| Exercise instructions |
Reproduce every line in the listing that contains the word "name".

| Records excerpted from a collection |
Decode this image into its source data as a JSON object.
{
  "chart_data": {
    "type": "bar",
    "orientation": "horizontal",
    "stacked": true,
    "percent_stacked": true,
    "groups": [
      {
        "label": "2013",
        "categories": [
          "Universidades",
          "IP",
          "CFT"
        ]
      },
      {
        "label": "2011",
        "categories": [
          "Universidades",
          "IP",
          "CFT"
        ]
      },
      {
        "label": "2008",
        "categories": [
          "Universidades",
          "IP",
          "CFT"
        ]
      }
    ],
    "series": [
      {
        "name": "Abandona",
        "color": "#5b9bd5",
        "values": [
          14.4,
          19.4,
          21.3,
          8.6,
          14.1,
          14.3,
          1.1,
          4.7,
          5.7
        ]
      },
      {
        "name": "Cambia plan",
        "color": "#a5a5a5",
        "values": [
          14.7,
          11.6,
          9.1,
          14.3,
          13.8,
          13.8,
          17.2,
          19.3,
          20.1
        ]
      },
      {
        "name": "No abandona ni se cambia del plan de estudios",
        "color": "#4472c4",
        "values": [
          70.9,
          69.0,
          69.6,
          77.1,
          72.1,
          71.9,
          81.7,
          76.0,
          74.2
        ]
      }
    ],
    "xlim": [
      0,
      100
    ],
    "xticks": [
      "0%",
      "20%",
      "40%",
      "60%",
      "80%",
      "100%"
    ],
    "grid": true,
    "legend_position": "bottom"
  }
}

| Solution |
        "name": "Abandona",
        "name": "Cambia plan",
        "name": "No abandona ni se cambia del plan de estudios",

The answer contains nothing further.